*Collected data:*
(begin)

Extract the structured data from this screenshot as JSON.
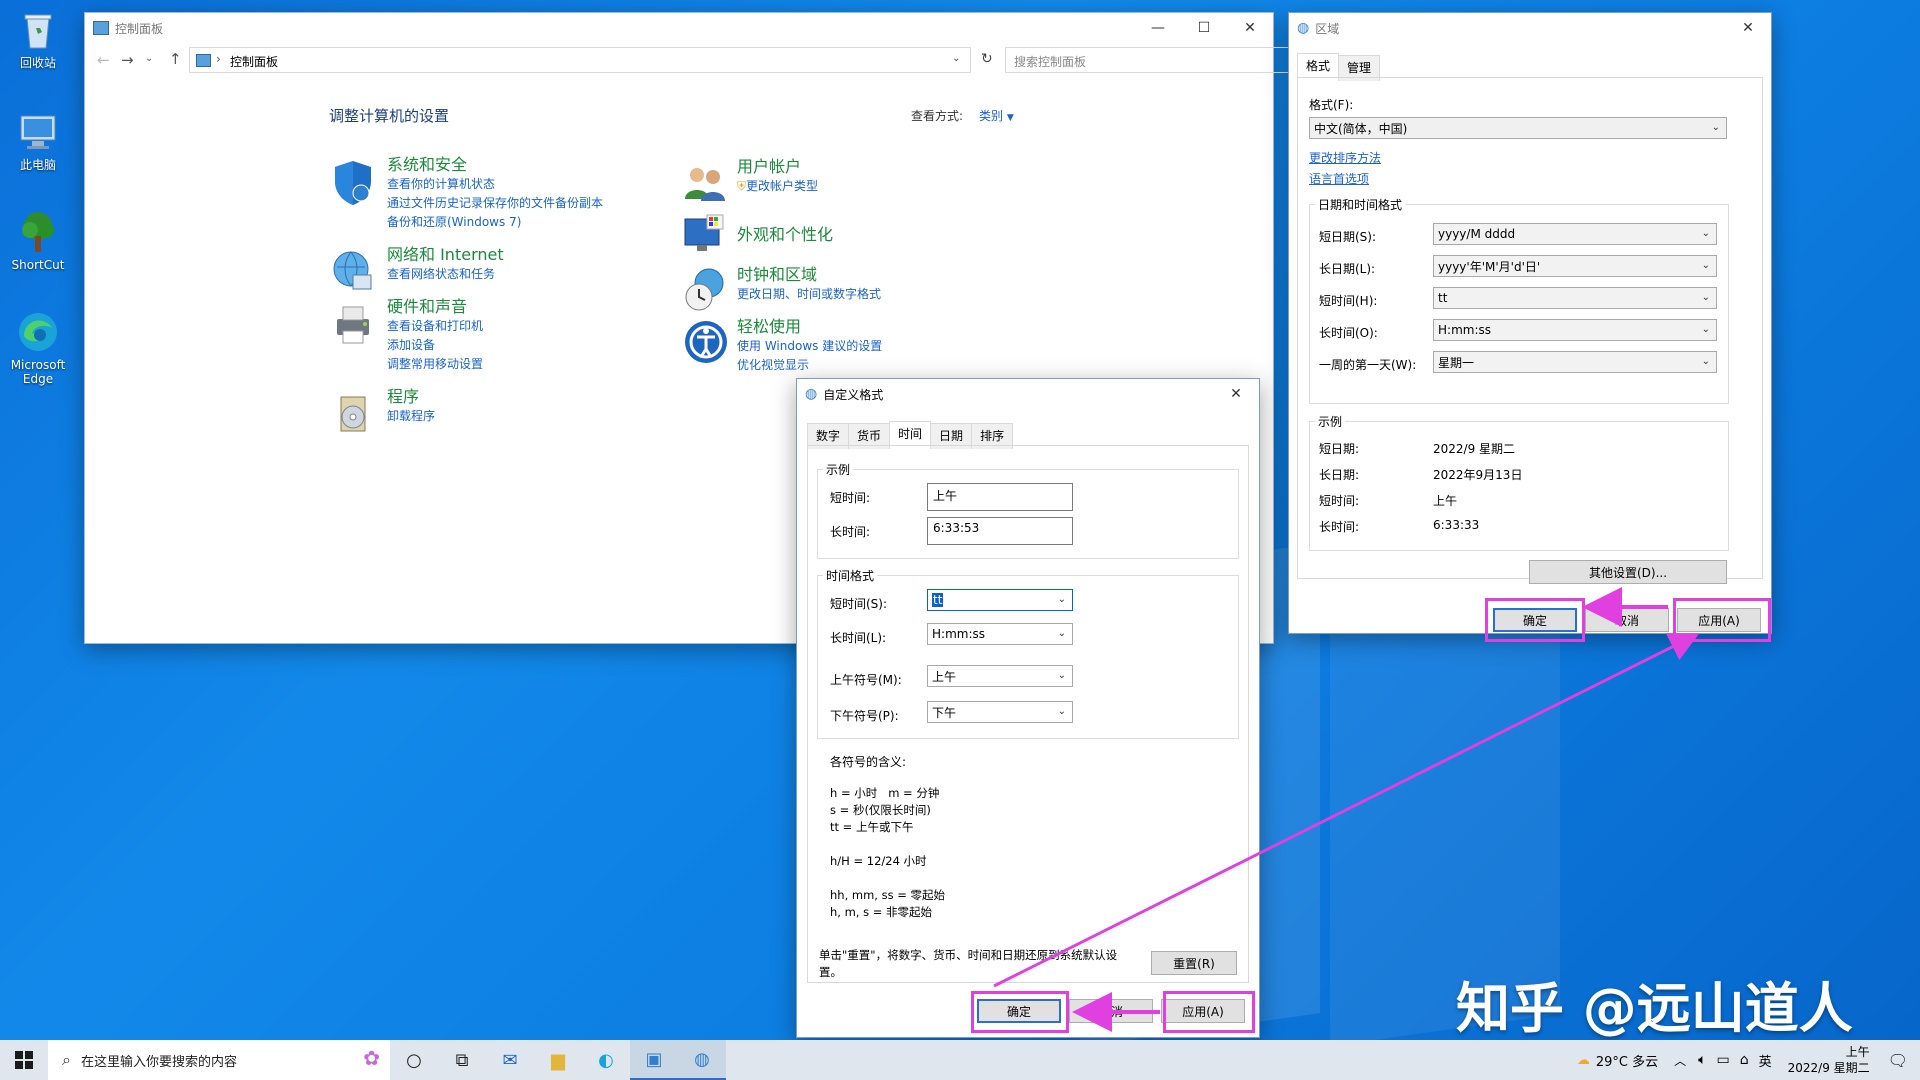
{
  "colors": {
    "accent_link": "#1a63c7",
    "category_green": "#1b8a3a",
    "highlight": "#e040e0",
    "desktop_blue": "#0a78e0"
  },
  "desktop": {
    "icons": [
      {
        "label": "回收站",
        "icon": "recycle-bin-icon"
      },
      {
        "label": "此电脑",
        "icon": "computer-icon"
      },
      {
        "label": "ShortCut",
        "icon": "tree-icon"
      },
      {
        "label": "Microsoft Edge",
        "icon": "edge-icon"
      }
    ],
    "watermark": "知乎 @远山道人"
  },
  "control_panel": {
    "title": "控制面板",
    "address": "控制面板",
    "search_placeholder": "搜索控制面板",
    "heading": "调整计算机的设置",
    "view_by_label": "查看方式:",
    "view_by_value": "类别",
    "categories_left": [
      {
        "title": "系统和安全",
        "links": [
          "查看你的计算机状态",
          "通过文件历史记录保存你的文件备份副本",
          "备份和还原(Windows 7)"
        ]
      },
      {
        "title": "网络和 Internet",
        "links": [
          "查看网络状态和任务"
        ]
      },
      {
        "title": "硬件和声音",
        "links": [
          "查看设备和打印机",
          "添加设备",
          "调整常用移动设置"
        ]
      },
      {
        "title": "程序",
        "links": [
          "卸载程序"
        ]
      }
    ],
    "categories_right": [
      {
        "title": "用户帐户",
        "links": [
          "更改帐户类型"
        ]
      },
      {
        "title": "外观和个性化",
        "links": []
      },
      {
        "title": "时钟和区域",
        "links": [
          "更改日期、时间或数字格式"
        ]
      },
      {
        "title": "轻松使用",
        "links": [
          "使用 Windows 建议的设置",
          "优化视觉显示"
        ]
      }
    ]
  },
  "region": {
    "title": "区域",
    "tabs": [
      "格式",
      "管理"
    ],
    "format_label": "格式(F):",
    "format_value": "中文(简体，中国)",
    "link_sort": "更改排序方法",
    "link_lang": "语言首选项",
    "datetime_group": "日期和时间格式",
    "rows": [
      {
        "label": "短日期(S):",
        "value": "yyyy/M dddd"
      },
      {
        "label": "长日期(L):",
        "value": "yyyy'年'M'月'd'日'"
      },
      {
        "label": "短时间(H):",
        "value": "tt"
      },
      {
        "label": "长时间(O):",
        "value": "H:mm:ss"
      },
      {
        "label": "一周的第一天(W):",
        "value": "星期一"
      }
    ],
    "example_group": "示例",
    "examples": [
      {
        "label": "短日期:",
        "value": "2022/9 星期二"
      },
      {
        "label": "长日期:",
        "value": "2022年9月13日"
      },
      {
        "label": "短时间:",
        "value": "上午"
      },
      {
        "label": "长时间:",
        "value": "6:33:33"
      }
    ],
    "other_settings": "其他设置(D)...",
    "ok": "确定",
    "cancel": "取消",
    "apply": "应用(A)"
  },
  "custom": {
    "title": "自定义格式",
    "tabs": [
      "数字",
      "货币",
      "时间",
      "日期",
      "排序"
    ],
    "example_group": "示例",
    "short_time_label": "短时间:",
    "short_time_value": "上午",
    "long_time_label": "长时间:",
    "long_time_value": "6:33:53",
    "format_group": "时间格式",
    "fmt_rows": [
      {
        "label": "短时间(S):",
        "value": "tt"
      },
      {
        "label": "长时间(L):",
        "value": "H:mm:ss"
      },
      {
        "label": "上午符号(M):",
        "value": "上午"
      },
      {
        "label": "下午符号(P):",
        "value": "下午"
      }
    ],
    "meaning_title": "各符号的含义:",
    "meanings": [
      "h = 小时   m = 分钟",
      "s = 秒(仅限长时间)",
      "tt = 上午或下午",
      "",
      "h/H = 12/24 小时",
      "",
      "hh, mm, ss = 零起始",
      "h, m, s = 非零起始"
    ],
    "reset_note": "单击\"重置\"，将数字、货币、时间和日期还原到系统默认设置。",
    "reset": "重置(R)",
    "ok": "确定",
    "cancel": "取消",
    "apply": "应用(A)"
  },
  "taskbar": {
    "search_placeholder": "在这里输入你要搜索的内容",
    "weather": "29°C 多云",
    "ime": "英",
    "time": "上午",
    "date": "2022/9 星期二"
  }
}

(end)

*Task brief:*
Output all of the records exactly as they appear above, but not the pictures.

*Response to this task:*
Extract the structured data from this screenshot as JSON.
{
  "colors": {
    "accent_link": "#1a63c7",
    "category_green": "#1b8a3a",
    "highlight": "#e040e0",
    "desktop_blue": "#0a78e0"
  },
  "desktop": {
    "icons": [
      {
        "label": "回收站",
        "icon": "recycle-bin-icon"
      },
      {
        "label": "此电脑",
        "icon": "computer-icon"
      },
      {
        "label": "ShortCut",
        "icon": "tree-icon"
      },
      {
        "label": "Microsoft Edge",
        "icon": "edge-icon"
      }
    ],
    "watermark": "知乎 @远山道人"
  },
  "control_panel": {
    "title": "控制面板",
    "address": "控制面板",
    "search_placeholder": "搜索控制面板",
    "heading": "调整计算机的设置",
    "view_by_label": "查看方式:",
    "view_by_value": "类别",
    "categories_left": [
      {
        "title": "系统和安全",
        "links": [
          "查看你的计算机状态",
          "通过文件历史记录保存你的文件备份副本",
          "备份和还原(Windows 7)"
        ]
      },
      {
        "title": "网络和 Internet",
        "links": [
          "查看网络状态和任务"
        ]
      },
      {
        "title": "硬件和声音",
        "links": [
          "查看设备和打印机",
          "添加设备",
          "调整常用移动设置"
        ]
      },
      {
        "title": "程序",
        "links": [
          "卸载程序"
        ]
      }
    ],
    "categories_right": [
      {
        "title": "用户帐户",
        "links": [
          "更改帐户类型"
        ]
      },
      {
        "title": "外观和个性化",
        "links": []
      },
      {
        "title": "时钟和区域",
        "links": [
          "更改日期、时间或数字格式"
        ]
      },
      {
        "title": "轻松使用",
        "links": [
          "使用 Windows 建议的设置",
          "优化视觉显示"
        ]
      }
    ]
  },
  "region": {
    "title": "区域",
    "tabs": [
      "格式",
      "管理"
    ],
    "format_label": "格式(F):",
    "format_value": "中文(简体，中国)",
    "link_sort": "更改排序方法",
    "link_lang": "语言首选项",
    "datetime_group": "日期和时间格式",
    "rows": [
      {
        "label": "短日期(S):",
        "value": "yyyy/M dddd"
      },
      {
        "label": "长日期(L):",
        "value": "yyyy'年'M'月'd'日'"
      },
      {
        "label": "短时间(H):",
        "value": "tt"
      },
      {
        "label": "长时间(O):",
        "value": "H:mm:ss"
      },
      {
        "label": "一周的第一天(W):",
        "value": "星期一"
      }
    ],
    "example_group": "示例",
    "examples": [
      {
        "label": "短日期:",
        "value": "2022/9 星期二"
      },
      {
        "label": "长日期:",
        "value": "2022年9月13日"
      },
      {
        "label": "短时间:",
        "value": "上午"
      },
      {
        "label": "长时间:",
        "value": "6:33:33"
      }
    ],
    "other_settings": "其他设置(D)...",
    "ok": "确定",
    "cancel": "取消",
    "apply": "应用(A)"
  },
  "custom": {
    "title": "自定义格式",
    "tabs": [
      "数字",
      "货币",
      "时间",
      "日期",
      "排序"
    ],
    "example_group": "示例",
    "short_time_label": "短时间:",
    "short_time_value": "上午",
    "long_time_label": "长时间:",
    "long_time_value": "6:33:53",
    "format_group": "时间格式",
    "fmt_rows": [
      {
        "label": "短时间(S):",
        "value": "tt"
      },
      {
        "label": "长时间(L):",
        "value": "H:mm:ss"
      },
      {
        "label": "上午符号(M):",
        "value": "上午"
      },
      {
        "label": "下午符号(P):",
        "value": "下午"
      }
    ],
    "meaning_title": "各符号的含义:",
    "meanings": [
      "h = 小时   m = 分钟",
      "s = 秒(仅限长时间)",
      "tt = 上午或下午",
      "",
      "h/H = 12/24 小时",
      "",
      "hh, mm, ss = 零起始",
      "h, m, s = 非零起始"
    ],
    "reset_note": "单击\"重置\"，将数字、货币、时间和日期还原到系统默认设置。",
    "reset": "重置(R)",
    "ok": "确定",
    "cancel": "取消",
    "apply": "应用(A)"
  },
  "taskbar": {
    "search_placeholder": "在这里输入你要搜索的内容",
    "weather": "29°C 多云",
    "ime": "英",
    "time": "上午",
    "date": "2022/9 星期二"
  }
}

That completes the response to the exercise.